→ **Records**
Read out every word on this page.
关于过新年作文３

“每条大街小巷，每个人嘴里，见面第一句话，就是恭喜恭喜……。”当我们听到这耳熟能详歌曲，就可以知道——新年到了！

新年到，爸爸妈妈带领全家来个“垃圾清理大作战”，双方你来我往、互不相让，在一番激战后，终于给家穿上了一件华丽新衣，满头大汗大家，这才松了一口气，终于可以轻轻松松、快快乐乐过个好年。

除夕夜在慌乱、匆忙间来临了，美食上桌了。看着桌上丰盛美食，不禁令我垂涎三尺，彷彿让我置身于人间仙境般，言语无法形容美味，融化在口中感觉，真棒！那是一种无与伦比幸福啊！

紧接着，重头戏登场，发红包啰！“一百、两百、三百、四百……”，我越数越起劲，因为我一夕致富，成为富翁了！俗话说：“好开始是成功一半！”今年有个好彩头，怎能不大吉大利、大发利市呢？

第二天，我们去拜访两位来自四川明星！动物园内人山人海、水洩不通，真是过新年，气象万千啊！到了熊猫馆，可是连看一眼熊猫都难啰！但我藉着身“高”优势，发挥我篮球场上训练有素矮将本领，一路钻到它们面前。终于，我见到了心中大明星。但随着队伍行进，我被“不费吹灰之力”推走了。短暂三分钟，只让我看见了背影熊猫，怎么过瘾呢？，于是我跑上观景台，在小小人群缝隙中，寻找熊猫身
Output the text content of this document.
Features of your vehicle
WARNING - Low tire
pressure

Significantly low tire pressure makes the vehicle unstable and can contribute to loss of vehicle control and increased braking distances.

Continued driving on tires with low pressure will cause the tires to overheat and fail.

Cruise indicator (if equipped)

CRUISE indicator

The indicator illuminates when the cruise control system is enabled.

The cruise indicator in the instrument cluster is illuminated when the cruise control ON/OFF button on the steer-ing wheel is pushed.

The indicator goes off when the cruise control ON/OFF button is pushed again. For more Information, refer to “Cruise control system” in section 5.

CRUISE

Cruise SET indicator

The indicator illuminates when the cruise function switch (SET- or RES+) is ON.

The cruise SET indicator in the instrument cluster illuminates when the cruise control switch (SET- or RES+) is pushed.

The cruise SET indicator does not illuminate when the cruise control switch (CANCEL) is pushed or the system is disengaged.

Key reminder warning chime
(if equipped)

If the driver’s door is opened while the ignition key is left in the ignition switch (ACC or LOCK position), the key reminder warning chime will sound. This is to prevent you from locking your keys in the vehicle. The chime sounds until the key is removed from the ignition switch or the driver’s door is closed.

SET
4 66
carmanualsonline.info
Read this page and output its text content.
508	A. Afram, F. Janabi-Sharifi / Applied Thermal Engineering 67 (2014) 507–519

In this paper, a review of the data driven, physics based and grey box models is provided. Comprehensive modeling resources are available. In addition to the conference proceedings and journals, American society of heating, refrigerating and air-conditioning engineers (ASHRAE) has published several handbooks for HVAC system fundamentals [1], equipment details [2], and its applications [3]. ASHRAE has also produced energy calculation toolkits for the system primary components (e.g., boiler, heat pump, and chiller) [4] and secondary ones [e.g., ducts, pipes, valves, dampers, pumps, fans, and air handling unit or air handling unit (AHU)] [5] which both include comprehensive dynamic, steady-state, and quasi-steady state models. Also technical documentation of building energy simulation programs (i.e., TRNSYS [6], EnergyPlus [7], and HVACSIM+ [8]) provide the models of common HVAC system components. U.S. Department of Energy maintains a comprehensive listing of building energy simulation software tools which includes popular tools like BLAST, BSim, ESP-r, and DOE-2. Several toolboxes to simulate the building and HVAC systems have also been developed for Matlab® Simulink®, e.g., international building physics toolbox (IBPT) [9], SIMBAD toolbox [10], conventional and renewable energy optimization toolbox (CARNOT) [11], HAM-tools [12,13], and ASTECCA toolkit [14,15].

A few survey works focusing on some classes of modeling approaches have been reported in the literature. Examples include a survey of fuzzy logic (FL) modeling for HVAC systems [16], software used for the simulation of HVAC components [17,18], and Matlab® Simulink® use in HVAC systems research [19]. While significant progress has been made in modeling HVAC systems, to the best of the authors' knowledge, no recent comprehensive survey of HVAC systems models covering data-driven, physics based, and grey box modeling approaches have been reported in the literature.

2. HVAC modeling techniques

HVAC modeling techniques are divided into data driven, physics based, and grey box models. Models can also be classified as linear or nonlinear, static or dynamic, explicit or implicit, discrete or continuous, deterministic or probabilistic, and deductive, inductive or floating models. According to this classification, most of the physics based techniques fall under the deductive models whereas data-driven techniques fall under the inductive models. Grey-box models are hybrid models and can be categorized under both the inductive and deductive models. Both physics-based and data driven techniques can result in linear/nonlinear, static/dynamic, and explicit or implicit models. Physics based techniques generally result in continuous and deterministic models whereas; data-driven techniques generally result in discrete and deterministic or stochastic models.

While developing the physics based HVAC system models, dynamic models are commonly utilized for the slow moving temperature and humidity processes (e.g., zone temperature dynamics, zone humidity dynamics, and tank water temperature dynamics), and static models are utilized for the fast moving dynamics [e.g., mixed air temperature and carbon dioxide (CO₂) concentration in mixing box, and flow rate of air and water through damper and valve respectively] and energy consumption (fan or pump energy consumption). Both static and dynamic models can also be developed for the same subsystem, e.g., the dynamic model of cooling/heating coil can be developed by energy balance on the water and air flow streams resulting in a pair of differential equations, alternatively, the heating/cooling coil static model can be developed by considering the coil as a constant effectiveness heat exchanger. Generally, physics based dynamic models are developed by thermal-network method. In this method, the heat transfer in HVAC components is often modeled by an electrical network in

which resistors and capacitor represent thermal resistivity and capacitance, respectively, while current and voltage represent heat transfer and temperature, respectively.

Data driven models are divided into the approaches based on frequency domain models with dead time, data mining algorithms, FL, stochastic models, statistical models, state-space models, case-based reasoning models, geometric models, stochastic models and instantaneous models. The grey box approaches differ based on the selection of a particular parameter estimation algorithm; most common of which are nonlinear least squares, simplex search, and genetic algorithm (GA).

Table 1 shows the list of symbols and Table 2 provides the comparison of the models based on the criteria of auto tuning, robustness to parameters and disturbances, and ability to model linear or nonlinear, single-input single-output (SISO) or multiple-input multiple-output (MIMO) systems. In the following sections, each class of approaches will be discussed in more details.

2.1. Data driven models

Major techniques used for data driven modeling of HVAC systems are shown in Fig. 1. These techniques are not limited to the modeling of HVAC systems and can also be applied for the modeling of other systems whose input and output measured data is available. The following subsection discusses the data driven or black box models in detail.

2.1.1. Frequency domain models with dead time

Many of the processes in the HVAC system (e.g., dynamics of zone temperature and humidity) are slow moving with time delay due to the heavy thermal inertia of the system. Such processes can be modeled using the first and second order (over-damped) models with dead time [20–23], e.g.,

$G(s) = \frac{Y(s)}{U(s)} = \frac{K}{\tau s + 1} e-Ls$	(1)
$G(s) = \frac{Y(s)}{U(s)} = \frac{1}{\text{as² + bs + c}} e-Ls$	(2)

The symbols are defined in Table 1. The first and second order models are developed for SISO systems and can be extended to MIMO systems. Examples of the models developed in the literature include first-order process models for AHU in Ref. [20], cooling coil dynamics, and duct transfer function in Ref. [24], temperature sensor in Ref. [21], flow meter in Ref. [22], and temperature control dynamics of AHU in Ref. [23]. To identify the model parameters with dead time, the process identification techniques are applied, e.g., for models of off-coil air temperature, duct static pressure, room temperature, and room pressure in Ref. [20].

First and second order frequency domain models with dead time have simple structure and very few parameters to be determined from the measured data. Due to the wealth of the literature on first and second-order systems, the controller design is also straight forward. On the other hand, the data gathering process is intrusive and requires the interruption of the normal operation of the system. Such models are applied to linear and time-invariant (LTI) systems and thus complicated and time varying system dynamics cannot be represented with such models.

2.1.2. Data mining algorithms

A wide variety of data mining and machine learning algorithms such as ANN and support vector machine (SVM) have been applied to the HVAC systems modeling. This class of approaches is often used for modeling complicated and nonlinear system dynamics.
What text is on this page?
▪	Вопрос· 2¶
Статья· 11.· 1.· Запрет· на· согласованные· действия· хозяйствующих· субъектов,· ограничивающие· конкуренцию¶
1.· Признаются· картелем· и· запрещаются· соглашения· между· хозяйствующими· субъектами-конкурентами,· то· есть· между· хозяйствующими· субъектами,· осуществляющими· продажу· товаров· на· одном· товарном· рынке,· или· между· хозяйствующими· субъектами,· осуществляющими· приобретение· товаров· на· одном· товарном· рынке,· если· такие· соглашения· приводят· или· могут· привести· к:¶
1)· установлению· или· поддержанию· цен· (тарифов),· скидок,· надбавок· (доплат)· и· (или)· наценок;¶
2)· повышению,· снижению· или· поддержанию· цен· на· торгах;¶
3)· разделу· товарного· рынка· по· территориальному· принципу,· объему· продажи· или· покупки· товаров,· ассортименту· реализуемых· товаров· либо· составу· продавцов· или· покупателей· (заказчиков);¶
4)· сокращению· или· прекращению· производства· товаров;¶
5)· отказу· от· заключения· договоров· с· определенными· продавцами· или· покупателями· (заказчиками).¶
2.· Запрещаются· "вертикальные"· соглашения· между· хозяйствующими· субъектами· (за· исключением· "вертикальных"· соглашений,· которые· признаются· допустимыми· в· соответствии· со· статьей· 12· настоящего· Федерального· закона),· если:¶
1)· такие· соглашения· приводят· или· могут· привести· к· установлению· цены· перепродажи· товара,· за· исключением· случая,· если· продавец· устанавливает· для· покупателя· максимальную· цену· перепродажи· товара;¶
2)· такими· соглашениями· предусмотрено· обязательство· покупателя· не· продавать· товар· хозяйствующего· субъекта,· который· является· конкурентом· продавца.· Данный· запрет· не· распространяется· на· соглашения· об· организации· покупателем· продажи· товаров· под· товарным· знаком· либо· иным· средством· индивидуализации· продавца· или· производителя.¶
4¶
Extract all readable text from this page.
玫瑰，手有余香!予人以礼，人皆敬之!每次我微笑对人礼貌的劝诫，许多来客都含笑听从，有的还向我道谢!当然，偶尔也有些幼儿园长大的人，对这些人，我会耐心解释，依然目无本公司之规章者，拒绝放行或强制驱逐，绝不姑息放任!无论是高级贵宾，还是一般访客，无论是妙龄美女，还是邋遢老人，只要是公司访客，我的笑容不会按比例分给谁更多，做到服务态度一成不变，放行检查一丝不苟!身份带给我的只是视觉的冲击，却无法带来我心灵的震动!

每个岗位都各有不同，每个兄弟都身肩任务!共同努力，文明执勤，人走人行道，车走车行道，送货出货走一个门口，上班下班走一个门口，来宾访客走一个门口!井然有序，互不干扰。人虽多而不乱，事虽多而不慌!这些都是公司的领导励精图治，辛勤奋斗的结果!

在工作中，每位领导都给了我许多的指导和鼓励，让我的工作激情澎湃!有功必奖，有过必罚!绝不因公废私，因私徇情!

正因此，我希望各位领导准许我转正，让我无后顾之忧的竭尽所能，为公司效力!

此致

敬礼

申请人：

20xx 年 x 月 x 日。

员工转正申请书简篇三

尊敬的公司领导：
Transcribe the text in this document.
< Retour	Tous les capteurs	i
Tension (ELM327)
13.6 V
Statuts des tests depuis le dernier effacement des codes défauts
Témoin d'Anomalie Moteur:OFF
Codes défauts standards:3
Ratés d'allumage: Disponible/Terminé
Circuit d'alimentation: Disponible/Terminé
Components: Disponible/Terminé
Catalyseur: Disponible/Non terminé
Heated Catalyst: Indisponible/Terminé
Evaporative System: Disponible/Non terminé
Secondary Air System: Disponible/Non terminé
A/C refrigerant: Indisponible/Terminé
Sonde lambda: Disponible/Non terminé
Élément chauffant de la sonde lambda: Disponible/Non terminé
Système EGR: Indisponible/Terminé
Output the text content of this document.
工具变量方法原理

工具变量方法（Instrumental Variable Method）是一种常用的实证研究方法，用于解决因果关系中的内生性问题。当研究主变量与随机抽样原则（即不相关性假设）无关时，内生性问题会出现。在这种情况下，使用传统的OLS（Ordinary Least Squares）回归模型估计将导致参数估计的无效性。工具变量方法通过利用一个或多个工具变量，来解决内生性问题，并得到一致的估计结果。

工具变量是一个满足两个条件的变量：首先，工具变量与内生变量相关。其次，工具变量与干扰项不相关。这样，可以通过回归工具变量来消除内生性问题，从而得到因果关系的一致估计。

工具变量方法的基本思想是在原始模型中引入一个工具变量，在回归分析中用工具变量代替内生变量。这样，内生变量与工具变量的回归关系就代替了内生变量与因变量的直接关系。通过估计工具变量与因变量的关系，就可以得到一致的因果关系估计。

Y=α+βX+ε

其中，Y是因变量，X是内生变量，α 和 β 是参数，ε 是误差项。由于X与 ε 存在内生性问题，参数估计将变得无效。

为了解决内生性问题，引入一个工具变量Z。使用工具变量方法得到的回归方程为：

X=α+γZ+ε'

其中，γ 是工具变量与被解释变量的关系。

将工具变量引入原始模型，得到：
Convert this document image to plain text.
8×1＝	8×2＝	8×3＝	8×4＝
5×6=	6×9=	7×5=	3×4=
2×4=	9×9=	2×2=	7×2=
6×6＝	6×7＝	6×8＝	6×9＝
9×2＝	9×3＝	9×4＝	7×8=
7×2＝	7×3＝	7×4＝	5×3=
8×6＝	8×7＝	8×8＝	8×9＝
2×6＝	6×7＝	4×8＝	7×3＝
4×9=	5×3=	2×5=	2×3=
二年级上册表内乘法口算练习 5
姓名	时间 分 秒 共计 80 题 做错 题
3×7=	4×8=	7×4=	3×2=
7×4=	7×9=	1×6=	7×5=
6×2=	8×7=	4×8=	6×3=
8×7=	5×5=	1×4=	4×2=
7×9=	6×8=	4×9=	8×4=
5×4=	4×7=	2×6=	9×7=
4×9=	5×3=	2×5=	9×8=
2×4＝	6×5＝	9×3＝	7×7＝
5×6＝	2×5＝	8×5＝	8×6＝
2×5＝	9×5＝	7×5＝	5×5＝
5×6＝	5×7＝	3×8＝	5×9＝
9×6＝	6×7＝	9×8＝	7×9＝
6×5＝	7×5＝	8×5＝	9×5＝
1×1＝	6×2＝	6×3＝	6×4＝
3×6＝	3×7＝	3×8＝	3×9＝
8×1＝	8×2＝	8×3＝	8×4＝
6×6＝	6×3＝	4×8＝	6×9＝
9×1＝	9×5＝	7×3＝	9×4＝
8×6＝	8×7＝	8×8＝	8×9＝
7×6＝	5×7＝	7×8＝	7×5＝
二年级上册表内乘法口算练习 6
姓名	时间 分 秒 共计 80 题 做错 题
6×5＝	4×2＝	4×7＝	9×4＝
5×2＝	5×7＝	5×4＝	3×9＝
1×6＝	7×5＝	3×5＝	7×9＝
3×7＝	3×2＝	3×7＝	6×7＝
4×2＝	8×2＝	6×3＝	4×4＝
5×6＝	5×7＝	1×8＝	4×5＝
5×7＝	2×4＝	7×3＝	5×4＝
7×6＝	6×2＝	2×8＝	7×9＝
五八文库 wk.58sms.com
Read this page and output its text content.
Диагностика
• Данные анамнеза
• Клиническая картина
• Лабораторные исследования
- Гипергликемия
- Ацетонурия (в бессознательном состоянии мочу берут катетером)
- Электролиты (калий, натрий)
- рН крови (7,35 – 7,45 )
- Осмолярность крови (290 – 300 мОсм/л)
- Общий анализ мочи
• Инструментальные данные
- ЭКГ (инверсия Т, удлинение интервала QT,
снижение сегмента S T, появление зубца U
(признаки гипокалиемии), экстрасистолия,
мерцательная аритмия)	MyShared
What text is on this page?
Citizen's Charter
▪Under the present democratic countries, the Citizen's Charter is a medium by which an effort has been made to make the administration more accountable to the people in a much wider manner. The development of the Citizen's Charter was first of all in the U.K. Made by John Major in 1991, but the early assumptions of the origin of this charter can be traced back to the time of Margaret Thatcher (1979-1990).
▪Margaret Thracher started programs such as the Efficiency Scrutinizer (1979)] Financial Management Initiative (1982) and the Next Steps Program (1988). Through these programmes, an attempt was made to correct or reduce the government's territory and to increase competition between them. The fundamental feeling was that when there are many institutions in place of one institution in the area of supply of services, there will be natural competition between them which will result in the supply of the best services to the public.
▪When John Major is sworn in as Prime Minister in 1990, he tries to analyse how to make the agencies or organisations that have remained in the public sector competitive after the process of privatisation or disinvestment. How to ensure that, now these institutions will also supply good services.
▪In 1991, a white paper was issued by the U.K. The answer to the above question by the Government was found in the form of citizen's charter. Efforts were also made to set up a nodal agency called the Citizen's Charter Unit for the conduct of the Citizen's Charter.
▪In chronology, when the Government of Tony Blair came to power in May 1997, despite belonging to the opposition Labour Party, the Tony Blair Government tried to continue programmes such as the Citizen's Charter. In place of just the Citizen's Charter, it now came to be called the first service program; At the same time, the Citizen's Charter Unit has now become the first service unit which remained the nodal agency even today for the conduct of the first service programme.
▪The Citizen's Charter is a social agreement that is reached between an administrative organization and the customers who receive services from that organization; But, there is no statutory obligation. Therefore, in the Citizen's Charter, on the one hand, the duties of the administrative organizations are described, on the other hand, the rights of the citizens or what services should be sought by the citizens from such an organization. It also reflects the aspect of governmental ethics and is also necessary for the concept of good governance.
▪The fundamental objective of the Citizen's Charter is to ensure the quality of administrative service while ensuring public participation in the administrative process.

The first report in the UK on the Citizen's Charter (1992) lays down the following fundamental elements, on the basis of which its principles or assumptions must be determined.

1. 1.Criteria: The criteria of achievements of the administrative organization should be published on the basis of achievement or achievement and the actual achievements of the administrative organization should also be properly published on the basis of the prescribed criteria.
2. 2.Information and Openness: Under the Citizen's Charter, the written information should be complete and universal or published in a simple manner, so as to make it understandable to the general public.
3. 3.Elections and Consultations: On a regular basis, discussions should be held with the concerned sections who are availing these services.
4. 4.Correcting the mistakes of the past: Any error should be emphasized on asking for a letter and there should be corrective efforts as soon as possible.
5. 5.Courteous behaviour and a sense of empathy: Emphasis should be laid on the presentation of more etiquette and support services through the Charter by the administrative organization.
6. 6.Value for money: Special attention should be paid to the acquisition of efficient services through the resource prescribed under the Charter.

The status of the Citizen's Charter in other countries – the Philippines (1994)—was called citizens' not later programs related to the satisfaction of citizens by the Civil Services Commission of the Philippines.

→ **Short task**
Work out the number of lines above that include the string "manner" and write only that number.

→ **Final result**
2